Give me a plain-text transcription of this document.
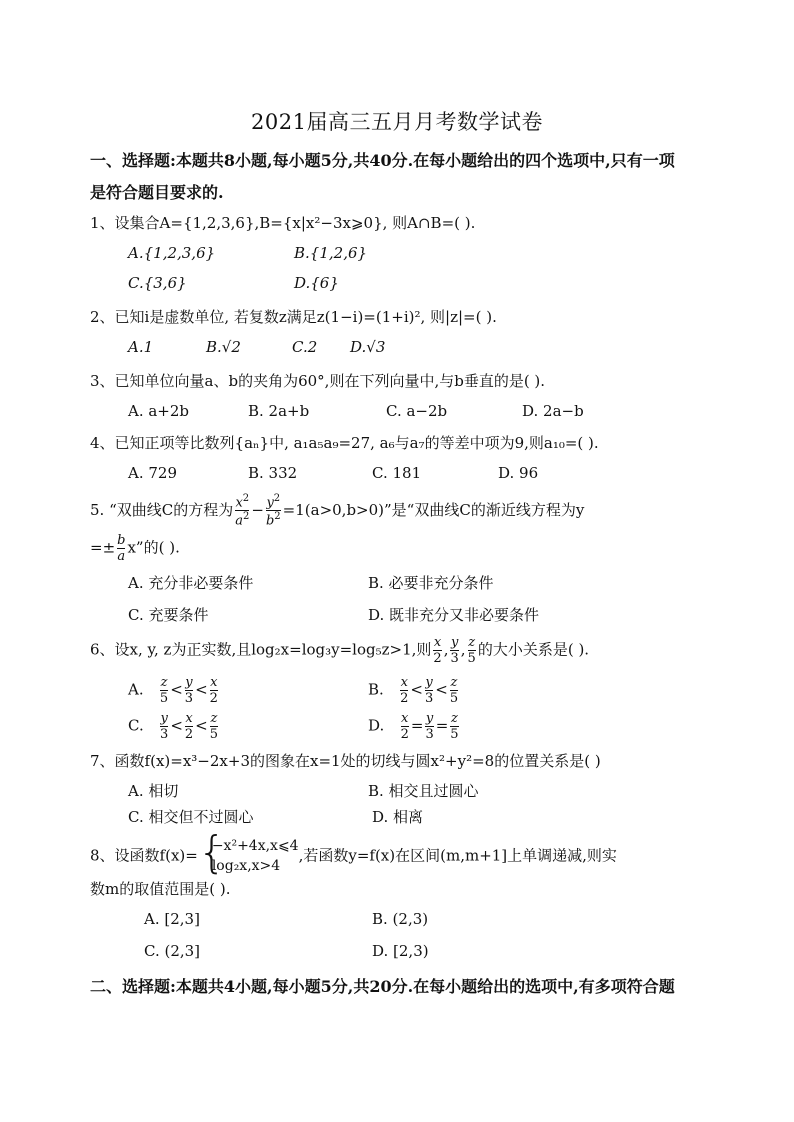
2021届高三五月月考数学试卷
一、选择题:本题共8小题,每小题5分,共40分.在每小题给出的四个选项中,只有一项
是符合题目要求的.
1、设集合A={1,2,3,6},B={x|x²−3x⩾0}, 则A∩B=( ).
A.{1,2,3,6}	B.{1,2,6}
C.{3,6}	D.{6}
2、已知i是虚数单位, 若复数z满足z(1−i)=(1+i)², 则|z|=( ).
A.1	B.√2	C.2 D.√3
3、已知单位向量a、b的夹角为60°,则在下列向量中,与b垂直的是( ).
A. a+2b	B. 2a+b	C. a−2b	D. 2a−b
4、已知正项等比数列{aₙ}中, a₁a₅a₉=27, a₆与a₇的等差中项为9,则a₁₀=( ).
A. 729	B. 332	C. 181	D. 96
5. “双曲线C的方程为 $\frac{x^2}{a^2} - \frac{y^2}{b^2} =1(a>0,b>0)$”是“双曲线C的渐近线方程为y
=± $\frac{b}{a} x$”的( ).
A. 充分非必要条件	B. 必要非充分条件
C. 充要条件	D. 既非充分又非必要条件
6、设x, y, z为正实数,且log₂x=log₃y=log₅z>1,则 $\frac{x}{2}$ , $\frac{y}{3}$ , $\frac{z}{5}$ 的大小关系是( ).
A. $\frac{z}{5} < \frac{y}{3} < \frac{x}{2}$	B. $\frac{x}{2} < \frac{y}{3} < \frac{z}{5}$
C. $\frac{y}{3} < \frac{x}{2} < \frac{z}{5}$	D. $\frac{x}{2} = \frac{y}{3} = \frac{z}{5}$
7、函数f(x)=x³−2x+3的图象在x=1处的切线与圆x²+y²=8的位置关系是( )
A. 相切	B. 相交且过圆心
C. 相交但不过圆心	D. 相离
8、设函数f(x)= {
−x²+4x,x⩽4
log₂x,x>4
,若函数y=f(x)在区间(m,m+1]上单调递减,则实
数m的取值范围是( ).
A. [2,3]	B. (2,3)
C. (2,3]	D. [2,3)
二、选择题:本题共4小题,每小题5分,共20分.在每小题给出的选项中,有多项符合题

TASK DETAILS ->
In the entries above, identify each line that includes the string "frac", then copy it.

REPLY TO THE EXERCISE ->
5. “双曲线C的方程为 $\frac{x^2}{a^2} - \frac{y^2}{b^2} =1(a>0,b>0)$”是“双曲线C的渐近线方程为y
=± $\frac{b}{a} x$”的( ).
6、设x, y, z为正实数,且log₂x=log₃y=log₅z>1,则 $\frac{x}{2}$ , $\frac{y}{3}$ , $\frac{z}{5}$ 的大小关系是( ).
A. $\frac{z}{5} < \frac{y}{3} < \frac{x}{2}$	B. $\frac{x}{2} < \frac{y}{3} < \frac{z}{5}$
C. $\frac{y}{3} < \frac{x}{2} < \frac{z}{5}$	D. $\frac{x}{2} = \frac{y}{3} = \frac{z}{5}$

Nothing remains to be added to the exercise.